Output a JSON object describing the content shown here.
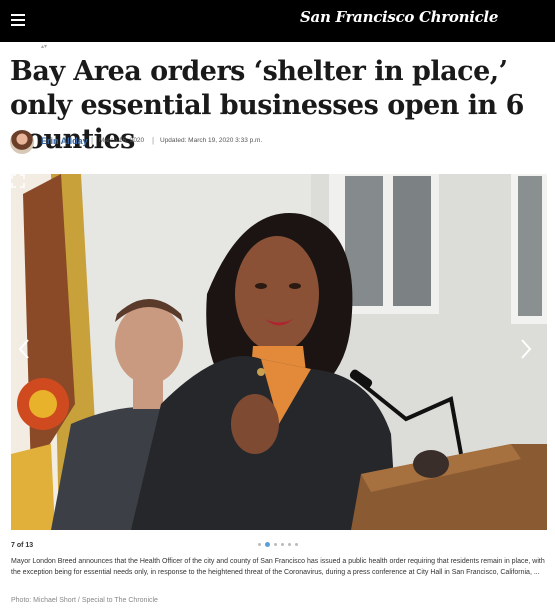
{
  "header": {
    "masthead": "San Francisco Chronicle",
    "menu_icon": "hamburger-menu-icon",
    "background": "#000000"
  },
  "article": {
    "headline": "Bay Area orders ‘shelter in place,’ only essential businesses open in 6 counties",
    "author": "Erin Allday",
    "published": "March 16, 2020",
    "updated": "Updated: March 19, 2020 3:33 p.m."
  },
  "gallery": {
    "counter": "7 of 13",
    "current_index": 7,
    "dot_count": 6,
    "active_dot": 2,
    "caption": "Mayor London Breed announces that the Health Officer of the city and county of San Francisco has issued a public health order requiring that residents remain in place, with the exception being for essential needs only, in response to the heightened threat of the Coronavirus, during a press conference at City Hall in San Francisco, California, ...",
    "credit": "Photo: Michael Short / Special to The Chronicle",
    "icons": [
      "chevron-left-icon",
      "chevron-right-icon",
      "expand-icon"
    ]
  },
  "colors": {
    "author_link": "#3a6aa6",
    "dot_active": "#5aa0d8"
  }
}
==========
**Task prompt**
A verbatim copy of every record above is required, with all pictures omitted.

**Output**
Output a JSON object describing the content shown here.
{
  "header": {
    "masthead": "San Francisco Chronicle",
    "menu_icon": "hamburger-menu-icon",
    "background": "#000000"
  },
  "article": {
    "headline": "Bay Area orders ‘shelter in place,’ only essential businesses open in 6 counties",
    "author": "Erin Allday",
    "published": "March 16, 2020",
    "updated": "Updated: March 19, 2020 3:33 p.m."
  },
  "gallery": {
    "counter": "7 of 13",
    "current_index": 7,
    "dot_count": 6,
    "active_dot": 2,
    "caption": "Mayor London Breed announces that the Health Officer of the city and county of San Francisco has issued a public health order requiring that residents remain in place, with the exception being for essential needs only, in response to the heightened threat of the Coronavirus, during a press conference at City Hall in San Francisco, California, ...",
    "credit": "Photo: Michael Short / Special to The Chronicle",
    "icons": [
      "chevron-left-icon",
      "chevron-right-icon",
      "expand-icon"
    ]
  },
  "colors": {
    "author_link": "#3a6aa6",
    "dot_active": "#5aa0d8"
  }
}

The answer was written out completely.